Task to complete:
Set down the material once more, exactly as it appears.
-- BEGIN Dataset extract --
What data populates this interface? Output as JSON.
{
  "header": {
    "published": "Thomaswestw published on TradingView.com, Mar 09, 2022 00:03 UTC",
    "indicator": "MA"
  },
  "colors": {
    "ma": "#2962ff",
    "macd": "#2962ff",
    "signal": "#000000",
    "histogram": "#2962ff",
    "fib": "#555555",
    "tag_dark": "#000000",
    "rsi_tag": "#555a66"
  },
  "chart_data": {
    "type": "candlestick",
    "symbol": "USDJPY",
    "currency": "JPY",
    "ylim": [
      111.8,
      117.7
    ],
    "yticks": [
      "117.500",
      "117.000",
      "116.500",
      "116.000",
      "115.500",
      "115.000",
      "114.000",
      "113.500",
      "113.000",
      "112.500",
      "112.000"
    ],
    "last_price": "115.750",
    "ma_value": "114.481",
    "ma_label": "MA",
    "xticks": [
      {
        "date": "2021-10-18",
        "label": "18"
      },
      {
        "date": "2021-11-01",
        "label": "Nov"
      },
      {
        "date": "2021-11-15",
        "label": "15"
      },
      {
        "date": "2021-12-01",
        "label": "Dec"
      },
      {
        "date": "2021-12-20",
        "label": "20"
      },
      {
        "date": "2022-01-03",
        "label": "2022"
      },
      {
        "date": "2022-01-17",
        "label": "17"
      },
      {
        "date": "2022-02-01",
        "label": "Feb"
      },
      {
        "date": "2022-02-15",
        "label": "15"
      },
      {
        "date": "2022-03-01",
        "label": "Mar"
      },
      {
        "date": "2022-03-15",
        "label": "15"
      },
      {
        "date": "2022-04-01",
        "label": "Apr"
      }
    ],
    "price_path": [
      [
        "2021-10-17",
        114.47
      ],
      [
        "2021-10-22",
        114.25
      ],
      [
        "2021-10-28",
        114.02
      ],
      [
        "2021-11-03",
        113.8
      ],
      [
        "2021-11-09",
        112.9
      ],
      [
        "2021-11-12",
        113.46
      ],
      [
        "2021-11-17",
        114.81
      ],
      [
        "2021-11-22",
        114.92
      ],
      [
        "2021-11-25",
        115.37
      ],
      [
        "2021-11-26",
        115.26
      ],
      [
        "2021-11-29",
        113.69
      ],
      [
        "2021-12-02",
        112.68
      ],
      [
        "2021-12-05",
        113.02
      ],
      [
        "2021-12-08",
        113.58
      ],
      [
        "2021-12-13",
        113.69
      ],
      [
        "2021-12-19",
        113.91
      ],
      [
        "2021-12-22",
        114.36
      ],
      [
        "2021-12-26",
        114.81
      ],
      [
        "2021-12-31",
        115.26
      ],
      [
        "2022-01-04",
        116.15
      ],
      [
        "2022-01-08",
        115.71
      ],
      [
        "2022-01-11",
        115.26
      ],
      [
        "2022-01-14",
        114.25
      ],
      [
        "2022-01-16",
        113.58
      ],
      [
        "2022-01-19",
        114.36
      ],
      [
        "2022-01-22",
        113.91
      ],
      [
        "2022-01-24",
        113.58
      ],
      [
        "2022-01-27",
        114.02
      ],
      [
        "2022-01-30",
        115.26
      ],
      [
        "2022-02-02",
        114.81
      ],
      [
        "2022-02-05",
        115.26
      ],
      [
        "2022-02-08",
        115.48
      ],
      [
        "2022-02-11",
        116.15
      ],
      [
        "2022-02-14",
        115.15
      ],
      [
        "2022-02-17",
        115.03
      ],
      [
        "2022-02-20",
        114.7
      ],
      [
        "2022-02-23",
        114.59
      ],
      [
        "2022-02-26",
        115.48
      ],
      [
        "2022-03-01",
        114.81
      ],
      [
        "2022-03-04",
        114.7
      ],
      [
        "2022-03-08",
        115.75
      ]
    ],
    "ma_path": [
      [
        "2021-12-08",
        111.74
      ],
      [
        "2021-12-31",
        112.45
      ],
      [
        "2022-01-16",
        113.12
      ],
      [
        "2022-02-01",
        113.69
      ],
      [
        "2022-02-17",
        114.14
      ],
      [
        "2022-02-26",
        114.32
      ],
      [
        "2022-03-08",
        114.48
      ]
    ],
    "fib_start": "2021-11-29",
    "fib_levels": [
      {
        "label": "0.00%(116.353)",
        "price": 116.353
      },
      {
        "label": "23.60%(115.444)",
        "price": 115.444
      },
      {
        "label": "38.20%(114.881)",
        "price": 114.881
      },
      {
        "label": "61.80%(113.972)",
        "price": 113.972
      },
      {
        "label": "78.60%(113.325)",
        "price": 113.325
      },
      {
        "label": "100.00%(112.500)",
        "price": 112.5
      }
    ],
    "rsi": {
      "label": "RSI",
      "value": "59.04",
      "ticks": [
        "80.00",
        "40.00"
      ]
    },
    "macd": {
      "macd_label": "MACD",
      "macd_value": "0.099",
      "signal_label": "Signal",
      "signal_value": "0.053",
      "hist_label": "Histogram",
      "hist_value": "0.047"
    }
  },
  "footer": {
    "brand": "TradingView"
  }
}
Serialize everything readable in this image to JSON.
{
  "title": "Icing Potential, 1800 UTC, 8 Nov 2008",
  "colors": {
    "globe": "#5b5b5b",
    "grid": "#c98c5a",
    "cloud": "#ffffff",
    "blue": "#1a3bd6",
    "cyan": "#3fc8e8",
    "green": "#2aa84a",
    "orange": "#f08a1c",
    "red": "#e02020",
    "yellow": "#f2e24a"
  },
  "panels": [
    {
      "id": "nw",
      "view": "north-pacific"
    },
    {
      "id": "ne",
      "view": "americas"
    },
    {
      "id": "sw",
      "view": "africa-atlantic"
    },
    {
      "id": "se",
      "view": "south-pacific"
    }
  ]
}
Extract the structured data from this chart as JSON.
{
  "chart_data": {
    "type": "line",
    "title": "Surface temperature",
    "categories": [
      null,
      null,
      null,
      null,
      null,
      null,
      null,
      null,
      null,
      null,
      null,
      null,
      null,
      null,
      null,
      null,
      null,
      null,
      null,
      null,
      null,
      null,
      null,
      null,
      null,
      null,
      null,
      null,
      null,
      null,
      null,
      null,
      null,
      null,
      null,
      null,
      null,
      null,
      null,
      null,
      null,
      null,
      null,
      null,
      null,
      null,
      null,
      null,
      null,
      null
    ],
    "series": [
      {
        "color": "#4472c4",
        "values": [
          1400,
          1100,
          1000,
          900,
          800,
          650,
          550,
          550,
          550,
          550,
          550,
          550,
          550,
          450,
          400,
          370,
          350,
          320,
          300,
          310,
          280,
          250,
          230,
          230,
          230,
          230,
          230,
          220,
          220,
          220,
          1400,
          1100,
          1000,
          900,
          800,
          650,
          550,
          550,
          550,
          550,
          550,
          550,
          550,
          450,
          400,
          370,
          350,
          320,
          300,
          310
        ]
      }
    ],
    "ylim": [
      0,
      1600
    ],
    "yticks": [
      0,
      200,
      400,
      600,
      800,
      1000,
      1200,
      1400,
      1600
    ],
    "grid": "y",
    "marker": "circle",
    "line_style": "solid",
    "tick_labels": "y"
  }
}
-- END Dataset extract --
Finished task:
What data populates this interface? Output as JSON.
{
  "header": {
    "published": "Thomaswestw published on TradingView.com, Mar 09, 2022 00:03 UTC",
    "indicator": "MA"
  },
  "colors": {
    "ma": "#2962ff",
    "macd": "#2962ff",
    "signal": "#000000",
    "histogram": "#2962ff",
    "fib": "#555555",
    "tag_dark": "#000000",
    "rsi_tag": "#555a66"
  },
  "chart_data": {
    "type": "candlestick",
    "symbol": "USDJPY",
    "currency": "JPY",
    "ylim": [
      111.8,
      117.7
    ],
    "yticks": [
      "117.500",
      "117.000",
      "116.500",
      "116.000",
      "115.500",
      "115.000",
      "114.000",
      "113.500",
      "113.000",
      "112.500",
      "112.000"
    ],
    "last_price": "115.750",
    "ma_value": "114.481",
    "ma_label": "MA",
    "xticks": [
      {
        "date": "2021-10-18",
        "label": "18"
      },
      {
        "date": "2021-11-01",
        "label": "Nov"
      },
      {
        "date": "2021-11-15",
        "label": "15"
      },
      {
        "date": "2021-12-01",
        "label": "Dec"
      },
      {
        "date": "2021-12-20",
        "label": "20"
      },
      {
        "date": "2022-01-03",
        "label": "2022"
      },
      {
        "date": "2022-01-17",
        "label": "17"
      },
      {
        "date": "2022-02-01",
        "label": "Feb"
      },
      {
        "date": "2022-02-15",
        "label": "15"
      },
      {
        "date": "2022-03-01",
        "label": "Mar"
      },
      {
        "date": "2022-03-15",
        "label": "15"
      },
      {
        "date": "2022-04-01",
        "label": "Apr"
      }
    ],
    "price_path": [
      [
        "2021-10-17",
        114.47
      ],
      [
        "2021-10-22",
        114.25
      ],
      [
        "2021-10-28",
        114.02
      ],
      [
        "2021-11-03",
        113.8
      ],
      [
        "2021-11-09",
        112.9
      ],
      [
        "2021-11-12",
        113.46
      ],
      [
        "2021-11-17",
        114.81
      ],
      [
        "2021-11-22",
        114.92
      ],
      [
        "2021-11-25",
        115.37
      ],
      [
        "2021-11-26",
        115.26
      ],
      [
        "2021-11-29",
        113.69
      ],
      [
        "2021-12-02",
        112.68
      ],
      [
        "2021-12-05",
        113.02
      ],
      [
        "2021-12-08",
        113.58
      ],
      [
        "2021-12-13",
        113.69
      ],
      [
        "2021-12-19",
        113.91
      ],
      [
        "2021-12-22",
        114.36
      ],
      [
        "2021-12-26",
        114.81
      ],
      [
        "2021-12-31",
        115.26
      ],
      [
        "2022-01-04",
        116.15
      ],
      [
        "2022-01-08",
        115.71
      ],
      [
        "2022-01-11",
        115.26
      ],
      [
        "2022-01-14",
        114.25
      ],
      [
        "2022-01-16",
        113.58
      ],
      [
        "2022-01-19",
        114.36
      ],
      [
        "2022-01-22",
        113.91
      ],
      [
        "2022-01-24",
        113.58
      ],
      [
        "2022-01-27",
        114.02
      ],
      [
        "2022-01-30",
        115.26
      ],
      [
        "2022-02-02",
        114.81
      ],
      [
        "2022-02-05",
        115.26
      ],
      [
        "2022-02-08",
        115.48
      ],
      [
        "2022-02-11",
        116.15
      ],
      [
        "2022-02-14",
        115.15
      ],
      [
        "2022-02-17",
        115.03
      ],
      [
        "2022-02-20",
        114.7
      ],
      [
        "2022-02-23",
        114.59
      ],
      [
        "2022-02-26",
        115.48
      ],
      [
        "2022-03-01",
        114.81
      ],
      [
        "2022-03-04",
        114.7
      ],
      [
        "2022-03-08",
        115.75
      ]
    ],
    "ma_path": [
      [
        "2021-12-08",
        111.74
      ],
      [
        "2021-12-31",
        112.45
      ],
      [
        "2022-01-16",
        113.12
      ],
      [
        "2022-02-01",
        113.69
      ],
      [
        "2022-02-17",
        114.14
      ],
      [
        "2022-02-26",
        114.32
      ],
      [
        "2022-03-08",
        114.48
      ]
    ],
    "fib_start": "2021-11-29",
    "fib_levels": [
      {
        "label": "0.00%(116.353)",
        "price": 116.353
      },
      {
        "label": "23.60%(115.444)",
        "price": 115.444
      },
      {
        "label": "38.20%(114.881)",
        "price": 114.881
      },
      {
        "label": "61.80%(113.972)",
        "price": 113.972
      },
      {
        "label": "78.60%(113.325)",
        "price": 113.325
      },
      {
        "label": "100.00%(112.500)",
        "price": 112.5
      }
    ],
    "rsi": {
      "label": "RSI",
      "value": "59.04",
      "ticks": [
        "80.00",
        "40.00"
      ]
    },
    "macd": {
      "macd_label": "MACD",
      "macd_value": "0.099",
      "signal_label": "Signal",
      "signal_value": "0.053",
      "hist_label": "Histogram",
      "hist_value": "0.047"
    }
  },
  "footer": {
    "brand": "TradingView"
  }
}
Serialize everything readable in this image to JSON.
{
  "title": "Icing Potential, 1800 UTC, 8 Nov 2008",
  "colors": {
    "globe": "#5b5b5b",
    "grid": "#c98c5a",
    "cloud": "#ffffff",
    "blue": "#1a3bd6",
    "cyan": "#3fc8e8",
    "green": "#2aa84a",
    "orange": "#f08a1c",
    "red": "#e02020",
    "yellow": "#f2e24a"
  },
  "panels": [
    {
      "id": "nw",
      "view": "north-pacific"
    },
    {
      "id": "ne",
      "view": "americas"
    },
    {
      "id": "sw",
      "view": "africa-atlantic"
    },
    {
      "id": "se",
      "view": "south-pacific"
    }
  ]
}
Extract the structured data from this chart as JSON.
{
  "chart_data": {
    "type": "line",
    "title": "Surface temperature",
    "categories": [
      null,
      null,
      null,
      null,
      null,
      null,
      null,
      null,
      null,
      null,
      null,
      null,
      null,
      null,
      null,
      null,
      null,
      null,
      null,
      null,
      null,
      null,
      null,
      null,
      null,
      null,
      null,
      null,
      null,
      null,
      null,
      null,
      null,
      null,
      null,
      null,
      null,
      null,
      null,
      null,
      null,
      null,
      null,
      null,
      null,
      null,
      null,
      null,
      null,
      null
    ],
    "series": [
      {
        "color": "#4472c4",
        "values": [
          1400,
          1100,
          1000,
          900,
          800,
          650,
          550,
          550,
          550,
          550,
          550,
          550,
          550,
          450,
          400,
          370,
          350,
          320,
          300,
          310,
          280,
          250,
          230,
          230,
          230,
          230,
          230,
          220,
          220,
          220,
          1400,
          1100,
          1000,
          900,
          800,
          650,
          550,
          550,
          550,
          550,
          550,
          550,
          550,
          450,
          400,
          370,
          350,
          320,
          300,
          310
        ]
      }
    ],
    "ylim": [
      0,
      1600
    ],
    "yticks": [
      0,
      200,
      400,
      600,
      800,
      1000,
      1200,
      1400,
      1600
    ],
    "grid": "y",
    "marker": "circle",
    "line_style": "solid",
    "tick_labels": "y"
  }
}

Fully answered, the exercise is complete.